▶ **THE REQUEST**: The exercise asks for every line of the data to be reproduced exactly.

━━ MATERIAL

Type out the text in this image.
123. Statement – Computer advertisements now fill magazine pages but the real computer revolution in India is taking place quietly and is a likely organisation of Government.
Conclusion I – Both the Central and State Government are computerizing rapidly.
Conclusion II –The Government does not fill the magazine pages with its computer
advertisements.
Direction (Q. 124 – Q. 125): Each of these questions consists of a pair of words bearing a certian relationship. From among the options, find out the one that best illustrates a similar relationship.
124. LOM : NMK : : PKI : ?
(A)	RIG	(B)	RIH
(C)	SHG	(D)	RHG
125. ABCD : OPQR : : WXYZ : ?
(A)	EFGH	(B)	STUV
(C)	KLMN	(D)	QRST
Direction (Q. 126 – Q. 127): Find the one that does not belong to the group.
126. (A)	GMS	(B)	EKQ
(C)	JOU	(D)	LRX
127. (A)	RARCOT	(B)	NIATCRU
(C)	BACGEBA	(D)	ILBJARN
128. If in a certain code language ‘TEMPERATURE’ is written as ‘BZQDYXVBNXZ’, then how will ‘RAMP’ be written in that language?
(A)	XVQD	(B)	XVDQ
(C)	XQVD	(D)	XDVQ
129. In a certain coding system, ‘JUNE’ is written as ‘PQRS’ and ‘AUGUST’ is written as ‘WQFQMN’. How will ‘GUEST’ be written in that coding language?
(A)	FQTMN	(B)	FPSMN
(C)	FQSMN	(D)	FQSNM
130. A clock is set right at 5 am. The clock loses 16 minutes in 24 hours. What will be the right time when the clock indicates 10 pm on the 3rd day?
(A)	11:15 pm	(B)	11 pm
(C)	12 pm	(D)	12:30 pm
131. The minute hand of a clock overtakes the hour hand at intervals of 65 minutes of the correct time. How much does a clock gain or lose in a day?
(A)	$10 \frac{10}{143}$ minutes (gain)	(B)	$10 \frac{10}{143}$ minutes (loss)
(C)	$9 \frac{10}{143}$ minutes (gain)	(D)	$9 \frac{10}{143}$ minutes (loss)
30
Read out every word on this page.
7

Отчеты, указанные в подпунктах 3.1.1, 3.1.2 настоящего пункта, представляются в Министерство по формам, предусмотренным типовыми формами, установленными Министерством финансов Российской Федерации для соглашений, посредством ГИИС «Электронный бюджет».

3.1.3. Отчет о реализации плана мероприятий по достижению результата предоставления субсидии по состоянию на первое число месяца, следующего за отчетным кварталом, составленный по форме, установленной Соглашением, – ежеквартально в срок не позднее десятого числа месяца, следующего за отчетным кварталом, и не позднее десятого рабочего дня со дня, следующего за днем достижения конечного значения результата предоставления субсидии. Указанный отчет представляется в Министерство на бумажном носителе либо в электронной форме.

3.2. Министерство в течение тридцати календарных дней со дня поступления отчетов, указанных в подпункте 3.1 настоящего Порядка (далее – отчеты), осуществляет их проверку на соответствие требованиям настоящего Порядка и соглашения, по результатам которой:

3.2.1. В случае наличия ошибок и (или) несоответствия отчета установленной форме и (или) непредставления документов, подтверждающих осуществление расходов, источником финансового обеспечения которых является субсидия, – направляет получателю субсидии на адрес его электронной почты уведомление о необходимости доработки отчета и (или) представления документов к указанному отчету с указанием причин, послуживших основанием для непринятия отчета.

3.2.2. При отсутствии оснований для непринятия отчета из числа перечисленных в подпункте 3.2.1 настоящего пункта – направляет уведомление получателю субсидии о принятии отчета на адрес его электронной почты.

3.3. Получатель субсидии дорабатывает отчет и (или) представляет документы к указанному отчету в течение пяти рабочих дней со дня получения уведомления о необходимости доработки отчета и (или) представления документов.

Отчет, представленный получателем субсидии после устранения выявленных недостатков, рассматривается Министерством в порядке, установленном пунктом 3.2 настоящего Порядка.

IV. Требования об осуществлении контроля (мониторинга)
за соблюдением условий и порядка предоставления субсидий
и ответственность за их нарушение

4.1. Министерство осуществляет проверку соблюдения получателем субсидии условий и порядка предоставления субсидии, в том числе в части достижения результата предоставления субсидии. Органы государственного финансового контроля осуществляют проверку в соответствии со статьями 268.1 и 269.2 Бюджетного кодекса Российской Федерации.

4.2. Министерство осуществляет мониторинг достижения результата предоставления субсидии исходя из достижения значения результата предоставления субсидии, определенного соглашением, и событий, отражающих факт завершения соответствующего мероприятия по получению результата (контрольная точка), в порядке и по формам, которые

━━━━

▶ **WRITTEN RESPONSE**:
Type out the text in this image.
123. Statement – Computer advertisements now fill magazine pages but the real computer revolution in India is taking place quietly and is a likely organisation of Government.
Conclusion I – Both the Central and State Government are computerizing rapidly.
Conclusion II –The Government does not fill the magazine pages with its computer
advertisements.
Direction (Q. 124 – Q. 125): Each of these questions consists of a pair of words bearing a certian relationship. From among the options, find out the one that best illustrates a similar relationship.
124. LOM : NMK : : PKI : ?
(A)	RIG	(B)	RIH
(C)	SHG	(D)	RHG
125. ABCD : OPQR : : WXYZ : ?
(A)	EFGH	(B)	STUV
(C)	KLMN	(D)	QRST
Direction (Q. 126 – Q. 127): Find the one that does not belong to the group.
126. (A)	GMS	(B)	EKQ
(C)	JOU	(D)	LRX
127. (A)	RARCOT	(B)	NIATCRU
(C)	BACGEBA	(D)	ILBJARN
128. If in a certain code language ‘TEMPERATURE’ is written as ‘BZQDYXVBNXZ’, then how will ‘RAMP’ be written in that language?
(A)	XVQD	(B)	XVDQ
(C)	XQVD	(D)	XDVQ
129. In a certain coding system, ‘JUNE’ is written as ‘PQRS’ and ‘AUGUST’ is written as ‘WQFQMN’. How will ‘GUEST’ be written in that coding language?
(A)	FQTMN	(B)	FPSMN
(C)	FQSMN	(D)	FQSNM
130. A clock is set right at 5 am. The clock loses 16 minutes in 24 hours. What will be the right time when the clock indicates 10 pm on the 3rd day?
(A)	11:15 pm	(B)	11 pm
(C)	12 pm	(D)	12:30 pm
131. The minute hand of a clock overtakes the hour hand at intervals of 65 minutes of the correct time. How much does a clock gain or lose in a day?
(A)	$10 \frac{10}{143}$ minutes (gain)	(B)	$10 \frac{10}{143}$ minutes (loss)
(C)	$9 \frac{10}{143}$ minutes (gain)	(D)	$9 \frac{10}{143}$ minutes (loss)
30
Read out every word on this page.
7

Отчеты, указанные в подпунктах 3.1.1, 3.1.2 настоящего пункта, представляются в Министерство по формам, предусмотренным типовыми формами, установленными Министерством финансов Российской Федерации для соглашений, посредством ГИИС «Электронный бюджет».

3.1.3. Отчет о реализации плана мероприятий по достижению результата предоставления субсидии по состоянию на первое число месяца, следующего за отчетным кварталом, составленный по форме, установленной Соглашением, – ежеквартально в срок не позднее десятого числа месяца, следующего за отчетным кварталом, и не позднее десятого рабочего дня со дня, следующего за днем достижения конечного значения результата предоставления субсидии. Указанный отчет представляется в Министерство на бумажном носителе либо в электронной форме.

3.2. Министерство в течение тридцати календарных дней со дня поступления отчетов, указанных в подпункте 3.1 настоящего Порядка (далее – отчеты), осуществляет их проверку на соответствие требованиям настоящего Порядка и соглашения, по результатам которой:

3.2.1. В случае наличия ошибок и (или) несоответствия отчета установленной форме и (или) непредставления документов, подтверждающих осуществление расходов, источником финансового обеспечения которых является субсидия, – направляет получателю субсидии на адрес его электронной почты уведомление о необходимости доработки отчета и (или) представления документов к указанному отчету с указанием причин, послуживших основанием для непринятия отчета.

3.2.2. При отсутствии оснований для непринятия отчета из числа перечисленных в подпункте 3.2.1 настоящего пункта – направляет уведомление получателю субсидии о принятии отчета на адрес его электронной почты.

3.3. Получатель субсидии дорабатывает отчет и (или) представляет документы к указанному отчету в течение пяти рабочих дней со дня получения уведомления о необходимости доработки отчета и (или) представления документов.

Отчет, представленный получателем субсидии после устранения выявленных недостатков, рассматривается Министерством в порядке, установленном пунктом 3.2 настоящего Порядка.

IV. Требования об осуществлении контроля (мониторинга)
за соблюдением условий и порядка предоставления субсидий
и ответственность за их нарушение

4.1. Министерство осуществляет проверку соблюдения получателем субсидии условий и порядка предоставления субсидии, в том числе в части достижения результата предоставления субсидии. Органы государственного финансового контроля осуществляют проверку в соответствии со статьями 268.1 и 269.2 Бюджетного кодекса Российской Федерации.

4.2. Министерство осуществляет мониторинг достижения результата предоставления субсидии исходя из достижения значения результата предоставления субсидии, определенного соглашением, и событий, отражающих факт завершения соответствующего мероприятия по получению результата (контрольная точка), в порядке и по формам, которые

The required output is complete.